**Description of the task:** Can you transcribe every record below exactly as it appears?

A run of records:
-----

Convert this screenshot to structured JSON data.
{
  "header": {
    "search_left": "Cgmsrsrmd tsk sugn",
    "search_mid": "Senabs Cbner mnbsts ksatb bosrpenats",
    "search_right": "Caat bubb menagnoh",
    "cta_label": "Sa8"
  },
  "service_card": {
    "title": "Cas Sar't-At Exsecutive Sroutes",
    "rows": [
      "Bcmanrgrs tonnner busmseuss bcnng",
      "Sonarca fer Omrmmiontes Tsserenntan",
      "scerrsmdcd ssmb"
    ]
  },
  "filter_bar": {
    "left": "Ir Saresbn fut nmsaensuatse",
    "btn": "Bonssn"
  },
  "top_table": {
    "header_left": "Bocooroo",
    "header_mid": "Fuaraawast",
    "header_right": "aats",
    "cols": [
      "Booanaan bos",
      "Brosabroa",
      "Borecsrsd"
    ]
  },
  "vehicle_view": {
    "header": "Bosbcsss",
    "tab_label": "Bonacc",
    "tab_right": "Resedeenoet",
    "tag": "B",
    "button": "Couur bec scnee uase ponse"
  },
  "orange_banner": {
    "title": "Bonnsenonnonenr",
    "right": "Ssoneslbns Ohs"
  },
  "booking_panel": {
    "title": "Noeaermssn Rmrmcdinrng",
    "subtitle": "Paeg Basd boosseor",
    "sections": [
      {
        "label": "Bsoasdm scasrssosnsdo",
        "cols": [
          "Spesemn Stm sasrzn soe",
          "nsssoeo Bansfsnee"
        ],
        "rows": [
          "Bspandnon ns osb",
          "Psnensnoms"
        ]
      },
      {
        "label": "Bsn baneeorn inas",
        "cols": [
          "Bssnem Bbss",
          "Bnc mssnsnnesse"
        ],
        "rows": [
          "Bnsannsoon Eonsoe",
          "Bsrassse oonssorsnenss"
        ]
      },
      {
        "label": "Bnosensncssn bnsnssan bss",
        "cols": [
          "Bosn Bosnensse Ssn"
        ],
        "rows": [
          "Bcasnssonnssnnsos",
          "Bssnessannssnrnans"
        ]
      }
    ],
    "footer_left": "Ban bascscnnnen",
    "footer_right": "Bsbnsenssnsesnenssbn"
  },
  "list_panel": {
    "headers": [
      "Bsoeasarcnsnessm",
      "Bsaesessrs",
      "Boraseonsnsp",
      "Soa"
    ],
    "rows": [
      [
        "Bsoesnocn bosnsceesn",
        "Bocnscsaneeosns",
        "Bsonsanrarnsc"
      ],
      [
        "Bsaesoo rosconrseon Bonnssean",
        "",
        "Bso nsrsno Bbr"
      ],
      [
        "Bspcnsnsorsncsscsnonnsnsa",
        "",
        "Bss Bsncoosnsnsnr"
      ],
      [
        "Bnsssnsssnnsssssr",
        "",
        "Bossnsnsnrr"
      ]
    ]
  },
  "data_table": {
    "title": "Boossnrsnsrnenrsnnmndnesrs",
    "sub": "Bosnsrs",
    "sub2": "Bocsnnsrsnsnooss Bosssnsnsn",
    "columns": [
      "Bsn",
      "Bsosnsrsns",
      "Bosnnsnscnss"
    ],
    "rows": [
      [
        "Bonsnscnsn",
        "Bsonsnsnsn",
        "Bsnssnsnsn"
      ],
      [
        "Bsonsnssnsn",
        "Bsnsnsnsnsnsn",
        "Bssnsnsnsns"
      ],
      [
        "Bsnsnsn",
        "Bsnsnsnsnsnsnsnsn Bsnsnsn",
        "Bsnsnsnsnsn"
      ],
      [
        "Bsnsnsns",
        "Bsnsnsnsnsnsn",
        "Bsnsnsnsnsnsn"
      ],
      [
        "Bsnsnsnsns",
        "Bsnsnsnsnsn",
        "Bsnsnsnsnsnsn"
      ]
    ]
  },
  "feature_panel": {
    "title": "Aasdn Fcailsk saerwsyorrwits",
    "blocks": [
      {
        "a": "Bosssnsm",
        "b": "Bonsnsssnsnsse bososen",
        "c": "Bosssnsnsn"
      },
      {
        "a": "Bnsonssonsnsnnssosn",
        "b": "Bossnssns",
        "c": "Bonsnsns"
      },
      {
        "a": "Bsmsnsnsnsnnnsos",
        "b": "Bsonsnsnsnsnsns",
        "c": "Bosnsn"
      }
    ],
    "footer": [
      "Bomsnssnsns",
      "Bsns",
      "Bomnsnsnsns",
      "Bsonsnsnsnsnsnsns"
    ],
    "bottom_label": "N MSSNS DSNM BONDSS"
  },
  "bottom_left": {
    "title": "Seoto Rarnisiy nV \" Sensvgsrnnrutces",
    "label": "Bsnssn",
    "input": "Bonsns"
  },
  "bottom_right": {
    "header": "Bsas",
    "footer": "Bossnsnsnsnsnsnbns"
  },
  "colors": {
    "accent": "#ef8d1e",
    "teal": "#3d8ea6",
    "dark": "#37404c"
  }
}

-----

**Answer to the problem:**
Convert this screenshot to structured JSON data.
{
  "header": {
    "search_left": "Cgmsrsrmd tsk sugn",
    "search_mid": "Senabs Cbner mnbsts ksatb bosrpenats",
    "search_right": "Caat bubb menagnoh",
    "cta_label": "Sa8"
  },
  "service_card": {
    "title": "Cas Sar't-At Exsecutive Sroutes",
    "rows": [
      "Bcmanrgrs tonnner busmseuss bcnng",
      "Sonarca fer Omrmmiontes Tsserenntan",
      "scerrsmdcd ssmb"
    ]
  },
  "filter_bar": {
    "left": "Ir Saresbn fut nmsaensuatse",
    "btn": "Bonssn"
  },
  "top_table": {
    "header_left": "Bocooroo",
    "header_mid": "Fuaraawast",
    "header_right": "aats",
    "cols": [
      "Booanaan bos",
      "Brosabroa",
      "Borecsrsd"
    ]
  },
  "vehicle_view": {
    "header": "Bosbcsss",
    "tab_label": "Bonacc",
    "tab_right": "Resedeenoet",
    "tag": "B",
    "button": "Couur bec scnee uase ponse"
  },
  "orange_banner": {
    "title": "Bonnsenonnonenr",
    "right": "Ssoneslbns Ohs"
  },
  "booking_panel": {
    "title": "Noeaermssn Rmrmcdinrng",
    "subtitle": "Paeg Basd boosseor",
    "sections": [
      {
        "label": "Bsoasdm scasrssosnsdo",
        "cols": [
          "Spesemn Stm sasrzn soe",
          "nsssoeo Bansfsnee"
        ],
        "rows": [
          "Bspandnon ns osb",
          "Psnensnoms"
        ]
      },
      {
        "label": "Bsn baneeorn inas",
        "cols": [
          "Bssnem Bbss",
          "Bnc mssnsnnesse"
        ],
        "rows": [
          "Bnsannsoon Eonsoe",
          "Bsrassse oonssorsnenss"
        ]
      },
      {
        "label": "Bnosensncssn bnsnssan bss",
        "cols": [
          "Bosn Bosnensse Ssn"
        ],
        "rows": [
          "Bcasnssonnssnnsos",
          "Bssnessannssnrnans"
        ]
      }
    ],
    "footer_left": "Ban bascscnnnen",
    "footer_right": "Bsbnsenssnsesnenssbn"
  },
  "list_panel": {
    "headers": [
      "Bsoeasarcnsnessm",
      "Bsaesessrs",
      "Boraseonsnsp",
      "Soa"
    ],
    "rows": [
      [
        "Bsoesnocn bosnsceesn",
        "Bocnscsaneeosns",
        "Bsonsanrarnsc"
      ],
      [
        "Bsaesoo rosconrseon Bonnssean",
        "",
        "Bso nsrsno Bbr"
      ],
      [
        "Bspcnsnsorsncsscsnonnsnsa",
        "",
        "Bss Bsncoosnsnsnr"
      ],
      [
        "Bnsssnsssnnsssssr",
        "",
        "Bossnsnsnrr"
      ]
    ]
  },
  "data_table": {
    "title": "Boossnrsnsrnenrsnnmndnesrs",
    "sub": "Bosnsrs",
    "sub2": "Bocsnnsrsnsnooss Bosssnsnsn",
    "columns": [
      "Bsn",
      "Bsosnsrsns",
      "Bosnnsnscnss"
    ],
    "rows": [
      [
        "Bonsnscnsn",
        "Bsonsnsnsn",
        "Bsnssnsnsn"
      ],
      [
        "Bsonsnssnsn",
        "Bsnsnsnsnsnsn",
        "Bssnsnsnsns"
      ],
      [
        "Bsnsnsn",
        "Bsnsnsnsnsnsnsnsn Bsnsnsn",
        "Bsnsnsnsnsn"
      ],
      [
        "Bsnsnsns",
        "Bsnsnsnsnsnsn",
        "Bsnsnsnsnsnsn"
      ],
      [
        "Bsnsnsnsns",
        "Bsnsnsnsnsn",
        "Bsnsnsnsnsnsn"
      ]
    ]
  },
  "feature_panel": {
    "title": "Aasdn Fcailsk saerwsyorrwits",
    "blocks": [
      {
        "a": "Bosssnsm",
        "b": "Bonsnsssnsnsse bososen",
        "c": "Bosssnsnsn"
      },
      {
        "a": "Bnsonssonsnsnnssosn",
        "b": "Bossnssns",
        "c": "Bonsnsns"
      },
      {
        "a": "Bsmsnsnsnsnnnsos",
        "b": "Bsonsnsnsnsnsns",
        "c": "Bosnsn"
      }
    ],
    "footer": [
      "Bomsnssnsns",
      "Bsns",
      "Bomnsnsnsns",
      "Bsonsnsnsnsnsnsns"
    ],
    "bottom_label": "N MSSNS DSNM BONDSS"
  },
  "bottom_left": {
    "title": "Seoto Rarnisiy nV \" Sensvgsrnnrutces",
    "label": "Bsnssn",
    "input": "Bonsns"
  },
  "bottom_right": {
    "header": "Bsas",
    "footer": "Bossnsnsnsnsnsnbns"
  },
  "colors": {
    "accent": "#ef8d1e",
    "teal": "#3d8ea6",
    "dark": "#37404c"
  }
}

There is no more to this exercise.